**Prompt**:
Reproduce each line bearing the word "name".

**Listed records**:

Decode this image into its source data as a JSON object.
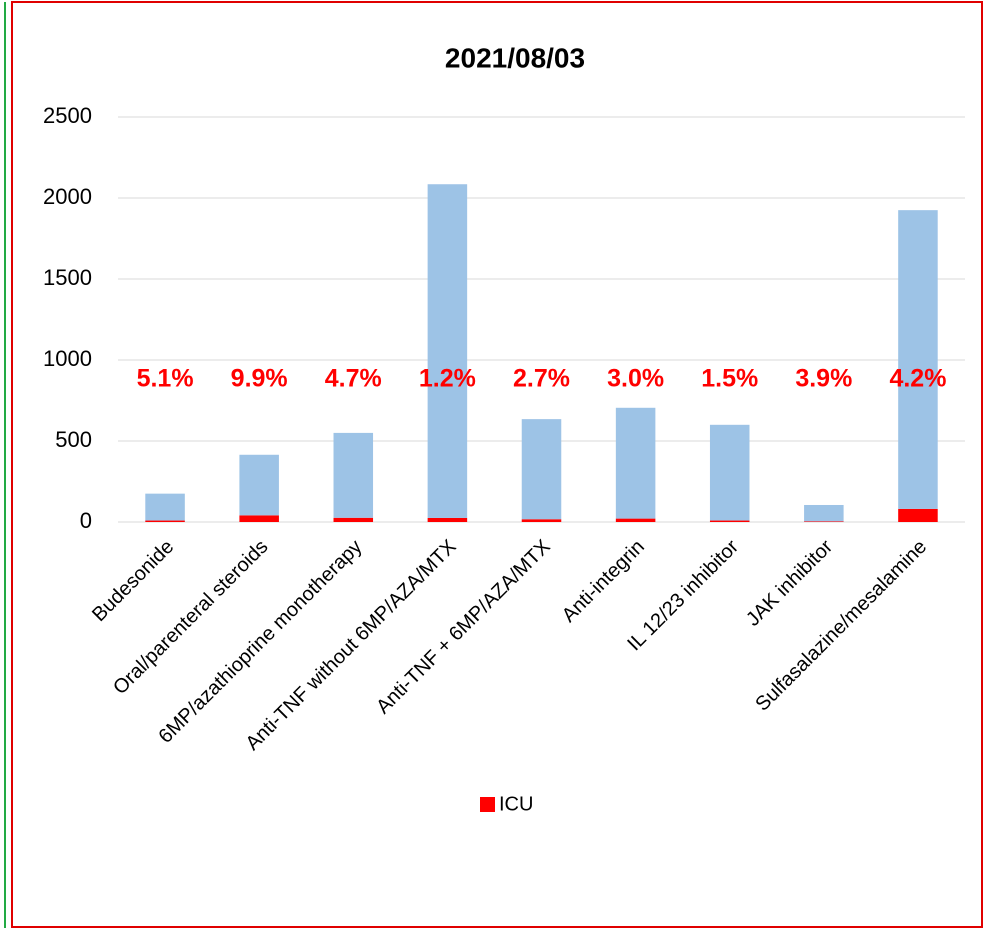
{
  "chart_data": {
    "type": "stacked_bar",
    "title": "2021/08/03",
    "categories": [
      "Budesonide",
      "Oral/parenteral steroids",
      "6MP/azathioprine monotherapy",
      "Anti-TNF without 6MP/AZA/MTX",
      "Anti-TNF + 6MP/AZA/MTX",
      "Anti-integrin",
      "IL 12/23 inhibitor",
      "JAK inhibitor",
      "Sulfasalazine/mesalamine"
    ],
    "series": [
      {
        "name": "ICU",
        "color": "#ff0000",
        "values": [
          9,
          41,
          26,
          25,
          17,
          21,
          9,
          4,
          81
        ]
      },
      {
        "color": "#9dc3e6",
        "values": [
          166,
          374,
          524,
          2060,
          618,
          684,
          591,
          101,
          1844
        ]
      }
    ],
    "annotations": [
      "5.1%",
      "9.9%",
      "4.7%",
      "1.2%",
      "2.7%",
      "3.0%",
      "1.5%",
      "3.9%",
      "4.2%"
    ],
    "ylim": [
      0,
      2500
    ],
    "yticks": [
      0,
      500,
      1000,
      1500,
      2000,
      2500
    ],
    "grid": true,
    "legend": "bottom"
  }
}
==
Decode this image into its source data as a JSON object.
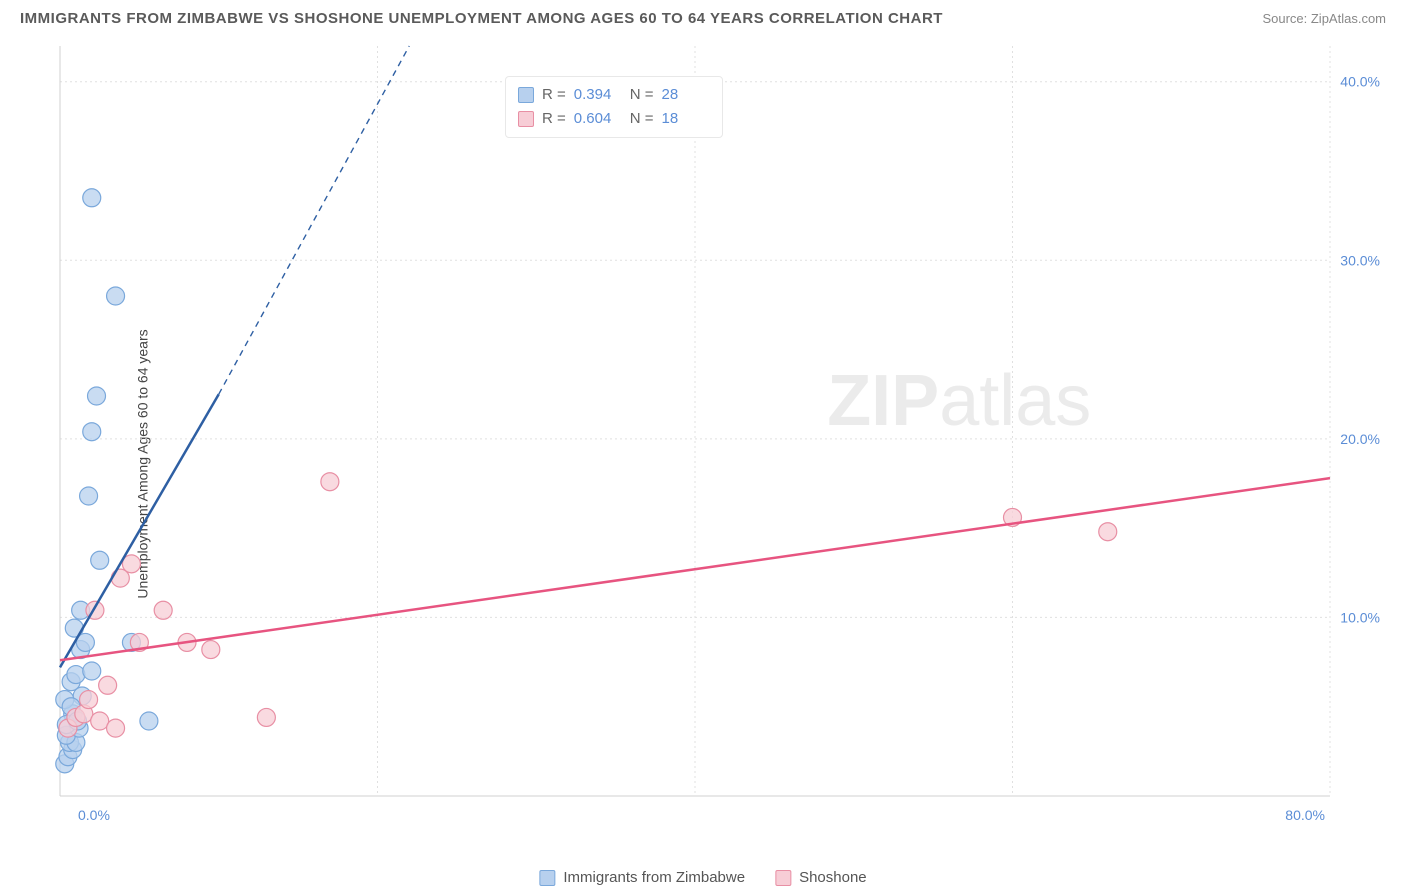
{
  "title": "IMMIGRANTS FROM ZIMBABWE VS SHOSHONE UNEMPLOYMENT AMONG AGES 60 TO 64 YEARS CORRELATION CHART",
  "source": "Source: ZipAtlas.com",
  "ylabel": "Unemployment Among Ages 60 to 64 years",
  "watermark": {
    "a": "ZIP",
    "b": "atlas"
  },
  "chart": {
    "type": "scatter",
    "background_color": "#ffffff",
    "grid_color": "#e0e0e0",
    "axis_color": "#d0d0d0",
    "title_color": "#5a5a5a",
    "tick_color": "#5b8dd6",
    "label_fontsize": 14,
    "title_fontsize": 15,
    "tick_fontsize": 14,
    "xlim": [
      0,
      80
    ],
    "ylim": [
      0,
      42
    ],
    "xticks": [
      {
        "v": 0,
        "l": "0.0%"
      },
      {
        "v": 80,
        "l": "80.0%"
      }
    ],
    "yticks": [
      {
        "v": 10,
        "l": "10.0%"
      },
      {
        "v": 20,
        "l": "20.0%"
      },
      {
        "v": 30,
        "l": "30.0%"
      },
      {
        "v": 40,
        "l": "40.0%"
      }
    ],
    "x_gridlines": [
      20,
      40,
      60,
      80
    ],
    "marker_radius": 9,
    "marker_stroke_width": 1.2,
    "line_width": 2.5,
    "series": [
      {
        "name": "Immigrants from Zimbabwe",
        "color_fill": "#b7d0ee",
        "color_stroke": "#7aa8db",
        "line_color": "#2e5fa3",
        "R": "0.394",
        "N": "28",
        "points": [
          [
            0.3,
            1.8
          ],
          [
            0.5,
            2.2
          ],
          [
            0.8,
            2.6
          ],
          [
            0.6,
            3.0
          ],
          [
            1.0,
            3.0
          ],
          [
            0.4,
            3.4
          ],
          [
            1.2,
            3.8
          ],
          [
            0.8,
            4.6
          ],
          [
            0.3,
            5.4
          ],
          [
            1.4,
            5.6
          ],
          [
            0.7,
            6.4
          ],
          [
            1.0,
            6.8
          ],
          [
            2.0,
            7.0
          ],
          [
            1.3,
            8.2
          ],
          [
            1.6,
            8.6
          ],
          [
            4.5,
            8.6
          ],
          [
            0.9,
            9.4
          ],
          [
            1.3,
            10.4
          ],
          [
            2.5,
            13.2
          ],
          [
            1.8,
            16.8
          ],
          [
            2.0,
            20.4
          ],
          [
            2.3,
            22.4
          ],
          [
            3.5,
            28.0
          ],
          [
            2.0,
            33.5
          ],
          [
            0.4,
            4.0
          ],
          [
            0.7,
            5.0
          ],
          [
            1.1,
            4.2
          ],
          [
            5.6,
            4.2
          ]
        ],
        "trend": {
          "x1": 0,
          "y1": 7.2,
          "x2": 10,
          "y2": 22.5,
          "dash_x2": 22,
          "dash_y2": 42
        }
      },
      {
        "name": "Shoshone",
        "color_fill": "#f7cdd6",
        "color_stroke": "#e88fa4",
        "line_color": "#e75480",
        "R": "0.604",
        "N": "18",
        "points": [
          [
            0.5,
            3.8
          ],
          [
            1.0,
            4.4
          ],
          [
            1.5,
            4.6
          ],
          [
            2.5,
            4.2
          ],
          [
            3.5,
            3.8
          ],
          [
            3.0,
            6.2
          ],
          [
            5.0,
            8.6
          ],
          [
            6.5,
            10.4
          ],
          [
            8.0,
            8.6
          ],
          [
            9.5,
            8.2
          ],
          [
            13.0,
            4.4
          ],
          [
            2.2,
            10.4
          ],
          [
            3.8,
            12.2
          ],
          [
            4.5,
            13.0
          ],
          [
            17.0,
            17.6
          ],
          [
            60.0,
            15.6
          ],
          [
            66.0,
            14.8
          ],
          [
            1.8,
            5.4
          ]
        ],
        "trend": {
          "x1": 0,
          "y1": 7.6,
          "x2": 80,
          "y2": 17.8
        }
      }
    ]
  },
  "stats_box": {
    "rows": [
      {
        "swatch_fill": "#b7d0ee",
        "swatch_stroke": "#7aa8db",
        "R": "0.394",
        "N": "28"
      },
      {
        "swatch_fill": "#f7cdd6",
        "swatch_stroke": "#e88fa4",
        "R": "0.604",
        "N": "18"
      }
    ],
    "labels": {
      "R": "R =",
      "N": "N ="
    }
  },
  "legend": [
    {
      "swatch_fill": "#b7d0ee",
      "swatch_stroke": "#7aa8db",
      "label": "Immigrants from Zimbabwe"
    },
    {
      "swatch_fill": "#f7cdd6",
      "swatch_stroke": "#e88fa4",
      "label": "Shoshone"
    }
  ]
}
* * *
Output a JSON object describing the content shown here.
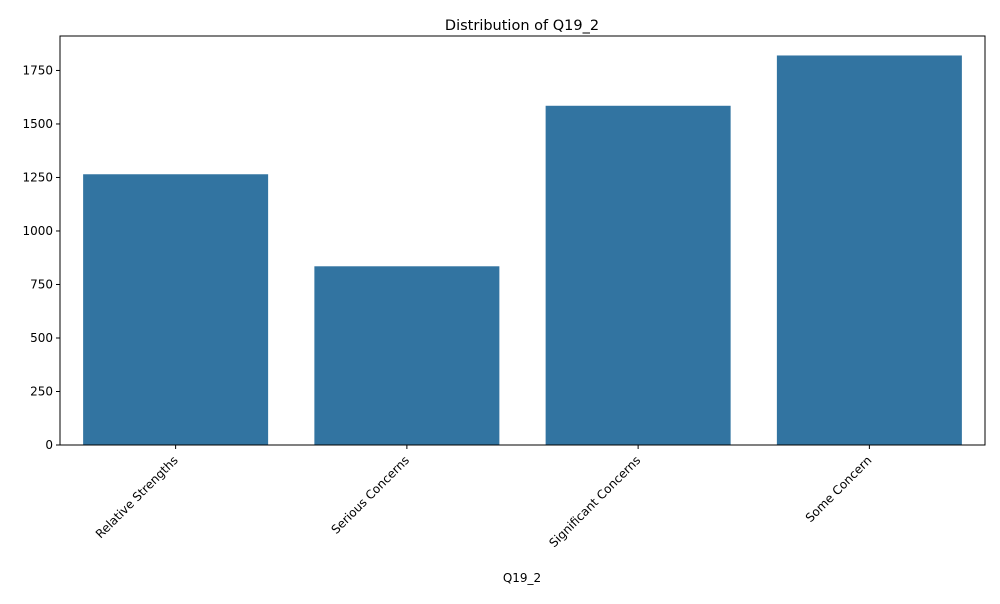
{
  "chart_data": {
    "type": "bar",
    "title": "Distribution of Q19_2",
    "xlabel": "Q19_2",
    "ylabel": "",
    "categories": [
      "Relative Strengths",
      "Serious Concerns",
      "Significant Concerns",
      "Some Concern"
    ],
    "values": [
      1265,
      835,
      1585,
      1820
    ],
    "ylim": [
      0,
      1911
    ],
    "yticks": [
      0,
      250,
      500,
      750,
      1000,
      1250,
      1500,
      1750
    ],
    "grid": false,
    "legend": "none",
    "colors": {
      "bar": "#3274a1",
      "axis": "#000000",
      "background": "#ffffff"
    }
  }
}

**The solution**:
        "name": "ICU",
        "name": "Immigrants from Zimbabwe",
        "name": "Shoshone",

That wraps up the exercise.